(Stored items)
====
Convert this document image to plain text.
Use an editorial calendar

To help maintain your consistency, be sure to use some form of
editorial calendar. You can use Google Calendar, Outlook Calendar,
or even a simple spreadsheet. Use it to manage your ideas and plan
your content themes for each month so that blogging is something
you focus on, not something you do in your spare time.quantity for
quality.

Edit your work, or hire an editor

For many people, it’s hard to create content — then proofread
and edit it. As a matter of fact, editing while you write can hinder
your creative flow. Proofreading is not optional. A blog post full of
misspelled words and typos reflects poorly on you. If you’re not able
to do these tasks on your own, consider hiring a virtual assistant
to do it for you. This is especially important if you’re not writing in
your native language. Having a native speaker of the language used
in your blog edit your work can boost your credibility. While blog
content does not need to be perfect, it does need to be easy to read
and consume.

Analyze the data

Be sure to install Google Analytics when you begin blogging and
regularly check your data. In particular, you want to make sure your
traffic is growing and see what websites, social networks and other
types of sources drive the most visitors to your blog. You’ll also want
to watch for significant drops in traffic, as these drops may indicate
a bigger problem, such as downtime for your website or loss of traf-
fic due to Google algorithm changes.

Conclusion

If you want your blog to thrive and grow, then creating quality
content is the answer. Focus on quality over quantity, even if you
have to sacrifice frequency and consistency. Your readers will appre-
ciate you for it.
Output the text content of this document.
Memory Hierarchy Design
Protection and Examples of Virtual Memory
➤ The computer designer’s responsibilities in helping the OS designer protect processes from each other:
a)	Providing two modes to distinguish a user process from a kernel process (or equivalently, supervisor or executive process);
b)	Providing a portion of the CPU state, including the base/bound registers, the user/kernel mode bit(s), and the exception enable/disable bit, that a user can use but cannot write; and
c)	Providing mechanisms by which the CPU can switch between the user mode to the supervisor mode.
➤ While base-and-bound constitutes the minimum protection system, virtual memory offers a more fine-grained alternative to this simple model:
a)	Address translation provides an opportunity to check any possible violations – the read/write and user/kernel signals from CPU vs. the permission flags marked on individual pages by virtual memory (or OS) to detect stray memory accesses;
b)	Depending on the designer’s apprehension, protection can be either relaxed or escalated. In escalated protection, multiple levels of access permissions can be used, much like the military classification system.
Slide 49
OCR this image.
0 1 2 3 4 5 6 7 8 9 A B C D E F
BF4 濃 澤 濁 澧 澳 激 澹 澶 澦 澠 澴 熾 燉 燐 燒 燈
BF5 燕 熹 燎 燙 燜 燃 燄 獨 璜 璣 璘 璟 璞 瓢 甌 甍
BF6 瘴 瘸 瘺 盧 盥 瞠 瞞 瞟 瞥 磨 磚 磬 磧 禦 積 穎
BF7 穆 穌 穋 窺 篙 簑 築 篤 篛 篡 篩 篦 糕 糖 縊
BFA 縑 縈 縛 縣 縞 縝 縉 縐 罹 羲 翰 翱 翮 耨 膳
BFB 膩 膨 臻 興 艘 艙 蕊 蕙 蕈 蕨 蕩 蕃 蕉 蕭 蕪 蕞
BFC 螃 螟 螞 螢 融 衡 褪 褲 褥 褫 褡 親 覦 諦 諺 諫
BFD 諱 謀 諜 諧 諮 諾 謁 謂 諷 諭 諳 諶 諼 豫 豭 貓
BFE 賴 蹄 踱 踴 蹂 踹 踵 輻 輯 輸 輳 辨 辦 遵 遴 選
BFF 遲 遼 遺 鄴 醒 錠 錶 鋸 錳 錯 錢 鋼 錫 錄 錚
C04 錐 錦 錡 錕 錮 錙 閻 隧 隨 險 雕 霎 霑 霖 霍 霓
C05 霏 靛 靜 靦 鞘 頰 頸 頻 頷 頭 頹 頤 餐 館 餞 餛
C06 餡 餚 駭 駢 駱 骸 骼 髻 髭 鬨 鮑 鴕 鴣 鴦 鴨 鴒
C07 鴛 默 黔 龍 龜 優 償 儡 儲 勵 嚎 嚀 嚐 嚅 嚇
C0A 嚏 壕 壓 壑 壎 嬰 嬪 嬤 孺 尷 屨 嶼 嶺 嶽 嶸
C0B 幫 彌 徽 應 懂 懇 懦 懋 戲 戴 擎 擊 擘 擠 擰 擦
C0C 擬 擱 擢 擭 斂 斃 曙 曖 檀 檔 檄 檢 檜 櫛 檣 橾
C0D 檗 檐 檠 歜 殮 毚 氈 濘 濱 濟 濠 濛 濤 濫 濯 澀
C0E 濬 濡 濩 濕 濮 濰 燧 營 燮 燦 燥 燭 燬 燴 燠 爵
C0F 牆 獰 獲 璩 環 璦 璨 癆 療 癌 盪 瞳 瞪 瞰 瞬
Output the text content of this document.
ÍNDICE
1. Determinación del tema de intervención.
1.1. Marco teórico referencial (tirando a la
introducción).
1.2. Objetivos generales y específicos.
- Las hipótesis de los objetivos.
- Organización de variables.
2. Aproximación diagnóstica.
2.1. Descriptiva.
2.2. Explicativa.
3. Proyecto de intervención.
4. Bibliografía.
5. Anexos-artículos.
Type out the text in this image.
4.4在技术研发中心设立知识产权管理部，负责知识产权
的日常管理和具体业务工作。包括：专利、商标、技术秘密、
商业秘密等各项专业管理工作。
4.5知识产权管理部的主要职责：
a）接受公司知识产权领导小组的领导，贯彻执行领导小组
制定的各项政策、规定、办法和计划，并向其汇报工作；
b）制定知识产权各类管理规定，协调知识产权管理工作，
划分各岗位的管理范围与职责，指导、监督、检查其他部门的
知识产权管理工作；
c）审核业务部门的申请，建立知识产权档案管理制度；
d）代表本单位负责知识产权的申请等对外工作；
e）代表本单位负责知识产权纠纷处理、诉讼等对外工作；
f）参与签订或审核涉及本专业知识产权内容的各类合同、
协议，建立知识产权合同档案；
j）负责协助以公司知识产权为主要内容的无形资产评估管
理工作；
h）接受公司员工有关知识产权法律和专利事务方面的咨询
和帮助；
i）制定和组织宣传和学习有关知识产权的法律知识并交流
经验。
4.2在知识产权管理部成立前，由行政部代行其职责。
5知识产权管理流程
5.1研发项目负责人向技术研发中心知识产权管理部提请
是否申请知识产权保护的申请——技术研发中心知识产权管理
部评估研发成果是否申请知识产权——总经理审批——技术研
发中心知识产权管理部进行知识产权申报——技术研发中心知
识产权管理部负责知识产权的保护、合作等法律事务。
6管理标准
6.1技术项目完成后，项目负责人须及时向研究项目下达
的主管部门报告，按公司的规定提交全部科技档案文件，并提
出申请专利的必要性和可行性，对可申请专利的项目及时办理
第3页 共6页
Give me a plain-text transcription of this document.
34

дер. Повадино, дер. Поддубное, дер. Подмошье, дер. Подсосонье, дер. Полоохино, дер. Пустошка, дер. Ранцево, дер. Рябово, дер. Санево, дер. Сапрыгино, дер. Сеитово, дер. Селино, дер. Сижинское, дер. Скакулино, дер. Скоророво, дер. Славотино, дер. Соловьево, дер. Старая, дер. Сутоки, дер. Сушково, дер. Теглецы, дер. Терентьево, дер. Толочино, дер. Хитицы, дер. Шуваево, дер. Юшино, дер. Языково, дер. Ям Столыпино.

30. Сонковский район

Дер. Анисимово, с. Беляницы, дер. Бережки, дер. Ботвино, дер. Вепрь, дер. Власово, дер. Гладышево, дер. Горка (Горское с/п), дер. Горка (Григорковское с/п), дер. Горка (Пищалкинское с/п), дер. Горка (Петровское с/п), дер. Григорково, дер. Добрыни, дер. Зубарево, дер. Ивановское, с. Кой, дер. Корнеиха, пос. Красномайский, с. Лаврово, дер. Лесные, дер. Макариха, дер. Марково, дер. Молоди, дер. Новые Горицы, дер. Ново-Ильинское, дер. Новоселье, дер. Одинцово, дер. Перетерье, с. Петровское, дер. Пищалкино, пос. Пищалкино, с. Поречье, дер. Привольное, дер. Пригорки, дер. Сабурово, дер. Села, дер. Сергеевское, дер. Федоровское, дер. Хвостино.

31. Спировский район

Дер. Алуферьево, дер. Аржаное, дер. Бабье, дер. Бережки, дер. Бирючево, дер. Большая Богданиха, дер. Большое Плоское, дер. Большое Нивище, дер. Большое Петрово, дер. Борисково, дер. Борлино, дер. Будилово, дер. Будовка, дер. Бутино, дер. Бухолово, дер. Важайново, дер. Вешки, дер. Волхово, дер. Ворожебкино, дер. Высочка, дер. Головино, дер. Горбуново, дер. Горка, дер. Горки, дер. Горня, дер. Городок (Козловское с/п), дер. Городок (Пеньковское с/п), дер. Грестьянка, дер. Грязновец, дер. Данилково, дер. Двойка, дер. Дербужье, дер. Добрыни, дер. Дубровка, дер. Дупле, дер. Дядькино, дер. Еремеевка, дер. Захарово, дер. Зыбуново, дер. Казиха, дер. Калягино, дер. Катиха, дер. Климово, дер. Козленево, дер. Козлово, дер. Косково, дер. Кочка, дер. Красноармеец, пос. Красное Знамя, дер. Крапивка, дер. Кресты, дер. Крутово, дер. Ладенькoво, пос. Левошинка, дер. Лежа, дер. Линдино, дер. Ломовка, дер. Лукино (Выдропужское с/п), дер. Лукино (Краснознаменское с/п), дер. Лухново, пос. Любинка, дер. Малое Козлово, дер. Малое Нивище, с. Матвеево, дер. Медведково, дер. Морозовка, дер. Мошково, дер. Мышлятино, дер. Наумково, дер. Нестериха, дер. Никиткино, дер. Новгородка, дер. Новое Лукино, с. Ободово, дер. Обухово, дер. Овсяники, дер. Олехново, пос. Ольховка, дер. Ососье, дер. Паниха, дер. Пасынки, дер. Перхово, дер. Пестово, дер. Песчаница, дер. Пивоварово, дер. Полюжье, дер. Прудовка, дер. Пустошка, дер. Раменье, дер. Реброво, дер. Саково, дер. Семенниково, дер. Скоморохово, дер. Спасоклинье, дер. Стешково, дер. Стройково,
====
- **EXERCISE PROMPT**: Among the lines of the material above, how many include the string "intervención"? Report only that number.

- **FULL SOLUTION**: 2